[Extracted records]

* Begin *

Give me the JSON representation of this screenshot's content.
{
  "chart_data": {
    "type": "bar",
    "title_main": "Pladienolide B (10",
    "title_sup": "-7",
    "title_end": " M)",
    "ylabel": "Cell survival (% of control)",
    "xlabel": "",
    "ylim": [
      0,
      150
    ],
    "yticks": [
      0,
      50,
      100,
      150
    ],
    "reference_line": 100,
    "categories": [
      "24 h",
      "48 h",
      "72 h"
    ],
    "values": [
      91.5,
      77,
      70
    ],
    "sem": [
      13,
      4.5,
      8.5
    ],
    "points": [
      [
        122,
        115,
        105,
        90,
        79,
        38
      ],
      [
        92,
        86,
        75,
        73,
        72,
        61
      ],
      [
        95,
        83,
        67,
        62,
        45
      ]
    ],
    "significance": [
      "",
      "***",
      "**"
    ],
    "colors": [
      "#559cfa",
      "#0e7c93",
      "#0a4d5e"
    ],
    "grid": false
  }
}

* End *
* Begin *

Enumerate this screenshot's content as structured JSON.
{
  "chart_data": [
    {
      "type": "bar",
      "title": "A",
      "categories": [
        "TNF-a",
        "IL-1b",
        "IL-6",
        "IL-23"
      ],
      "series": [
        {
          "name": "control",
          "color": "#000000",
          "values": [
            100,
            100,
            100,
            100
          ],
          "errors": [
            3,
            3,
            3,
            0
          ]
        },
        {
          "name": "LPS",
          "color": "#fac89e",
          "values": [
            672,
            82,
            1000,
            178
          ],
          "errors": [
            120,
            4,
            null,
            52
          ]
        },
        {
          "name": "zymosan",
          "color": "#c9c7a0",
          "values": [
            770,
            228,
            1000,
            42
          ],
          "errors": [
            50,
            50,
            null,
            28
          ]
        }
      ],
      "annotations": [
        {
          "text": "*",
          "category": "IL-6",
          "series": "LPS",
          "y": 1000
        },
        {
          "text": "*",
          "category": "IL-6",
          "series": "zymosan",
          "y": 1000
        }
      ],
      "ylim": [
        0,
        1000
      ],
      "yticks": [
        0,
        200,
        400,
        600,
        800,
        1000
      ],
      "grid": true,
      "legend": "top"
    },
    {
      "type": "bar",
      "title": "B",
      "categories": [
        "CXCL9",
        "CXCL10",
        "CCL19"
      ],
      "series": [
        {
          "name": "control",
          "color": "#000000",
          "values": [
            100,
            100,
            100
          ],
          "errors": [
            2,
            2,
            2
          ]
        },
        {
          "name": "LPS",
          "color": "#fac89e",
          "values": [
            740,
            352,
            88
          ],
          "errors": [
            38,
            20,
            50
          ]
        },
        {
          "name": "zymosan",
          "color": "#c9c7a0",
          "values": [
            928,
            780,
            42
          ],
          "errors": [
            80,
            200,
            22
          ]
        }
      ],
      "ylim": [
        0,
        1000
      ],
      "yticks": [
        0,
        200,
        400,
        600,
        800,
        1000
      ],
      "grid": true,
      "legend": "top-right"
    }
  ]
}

* End *

**EXERCISE REQUIREMENTS:**
Extract all lines from the material above that include the word "this".

**FINAL RESULT:**
Give me the JSON representation of this screenshot's content.
Enumerate this screenshot's content as structured JSON.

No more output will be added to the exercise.